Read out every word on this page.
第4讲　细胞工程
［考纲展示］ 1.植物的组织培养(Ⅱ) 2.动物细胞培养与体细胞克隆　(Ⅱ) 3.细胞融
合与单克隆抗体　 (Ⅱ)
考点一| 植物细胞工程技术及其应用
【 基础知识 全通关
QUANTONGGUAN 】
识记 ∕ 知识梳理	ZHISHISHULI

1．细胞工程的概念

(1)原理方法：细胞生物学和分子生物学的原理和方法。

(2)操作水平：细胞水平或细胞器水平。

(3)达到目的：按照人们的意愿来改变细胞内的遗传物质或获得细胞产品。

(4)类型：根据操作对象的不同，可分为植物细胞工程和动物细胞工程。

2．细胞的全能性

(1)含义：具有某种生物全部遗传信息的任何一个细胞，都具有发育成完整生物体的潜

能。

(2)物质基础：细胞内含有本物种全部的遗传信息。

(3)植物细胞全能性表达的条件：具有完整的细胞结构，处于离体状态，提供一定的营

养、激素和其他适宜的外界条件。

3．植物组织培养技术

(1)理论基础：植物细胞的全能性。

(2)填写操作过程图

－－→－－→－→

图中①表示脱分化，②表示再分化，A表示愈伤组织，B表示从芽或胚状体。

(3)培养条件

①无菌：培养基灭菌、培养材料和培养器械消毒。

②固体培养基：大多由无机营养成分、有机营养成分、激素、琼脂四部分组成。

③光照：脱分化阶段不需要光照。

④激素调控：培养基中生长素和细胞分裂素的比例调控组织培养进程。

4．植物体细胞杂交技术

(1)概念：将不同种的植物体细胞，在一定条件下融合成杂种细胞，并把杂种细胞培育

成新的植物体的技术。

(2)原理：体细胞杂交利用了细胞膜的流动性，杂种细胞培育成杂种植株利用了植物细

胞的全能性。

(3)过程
•••••
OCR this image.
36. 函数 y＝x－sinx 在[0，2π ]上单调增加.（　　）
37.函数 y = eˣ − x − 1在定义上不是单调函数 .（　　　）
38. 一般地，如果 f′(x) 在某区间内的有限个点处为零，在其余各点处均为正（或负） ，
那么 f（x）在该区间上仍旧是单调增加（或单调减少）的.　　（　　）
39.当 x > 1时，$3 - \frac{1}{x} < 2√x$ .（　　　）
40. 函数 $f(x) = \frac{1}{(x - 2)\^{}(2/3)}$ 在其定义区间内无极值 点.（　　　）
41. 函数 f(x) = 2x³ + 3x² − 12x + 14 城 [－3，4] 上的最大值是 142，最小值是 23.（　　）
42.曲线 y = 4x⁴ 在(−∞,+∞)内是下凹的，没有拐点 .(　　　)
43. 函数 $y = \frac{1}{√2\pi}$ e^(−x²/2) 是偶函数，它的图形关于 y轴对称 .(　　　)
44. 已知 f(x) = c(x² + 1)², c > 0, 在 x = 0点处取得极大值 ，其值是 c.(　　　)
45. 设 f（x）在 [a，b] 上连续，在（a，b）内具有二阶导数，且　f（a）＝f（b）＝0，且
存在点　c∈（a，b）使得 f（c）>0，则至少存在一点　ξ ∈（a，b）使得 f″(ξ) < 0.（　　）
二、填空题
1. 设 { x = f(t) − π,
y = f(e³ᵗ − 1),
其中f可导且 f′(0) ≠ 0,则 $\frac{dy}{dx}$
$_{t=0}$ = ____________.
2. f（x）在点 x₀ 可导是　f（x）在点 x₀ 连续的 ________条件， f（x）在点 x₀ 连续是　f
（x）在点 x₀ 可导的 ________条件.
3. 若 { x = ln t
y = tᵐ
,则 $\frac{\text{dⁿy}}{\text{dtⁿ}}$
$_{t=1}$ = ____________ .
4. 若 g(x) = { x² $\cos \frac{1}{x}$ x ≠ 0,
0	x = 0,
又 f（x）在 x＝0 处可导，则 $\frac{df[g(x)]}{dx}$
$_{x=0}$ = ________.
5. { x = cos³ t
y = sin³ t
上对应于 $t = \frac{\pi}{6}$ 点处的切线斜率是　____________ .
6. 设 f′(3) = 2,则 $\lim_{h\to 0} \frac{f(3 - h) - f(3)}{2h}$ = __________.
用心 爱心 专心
•••••
◆ What to produce
Copy out every line from the records that has the word "frac".

◆ Answer to this exercise
39.当 x > 1时，$3 - \frac{1}{x} < 2√x$ .（　　　）
40. 函数 $f(x) = \frac{1}{(x - 2)\^{}(2/3)}$ 在其定义区间内无极值 点.（　　　）
43. 函数 $y = \frac{1}{√2\pi}$ e^(−x²/2) 是偶函数，它的图形关于 y轴对称 .(　　　)
其中f可导且 f′(0) ≠ 0,则 $\frac{dy}{dx}$
,则 $\frac{\text{dⁿy}}{\text{dtⁿ}}$
4. 若 g(x) = { x² $\cos \frac{1}{x}$ x ≠ 0,
又 f（x）在 x＝0 处可导，则 $\frac{df[g(x)]}{dx}$
上对应于 $t = \frac{\pi}{6}$ 点处的切线斜率是　____________ .
6. 设 f′(3) = 2,则 $\lim_{h\to 0} \frac{f(3 - h) - f(3)}{2h}$ = __________.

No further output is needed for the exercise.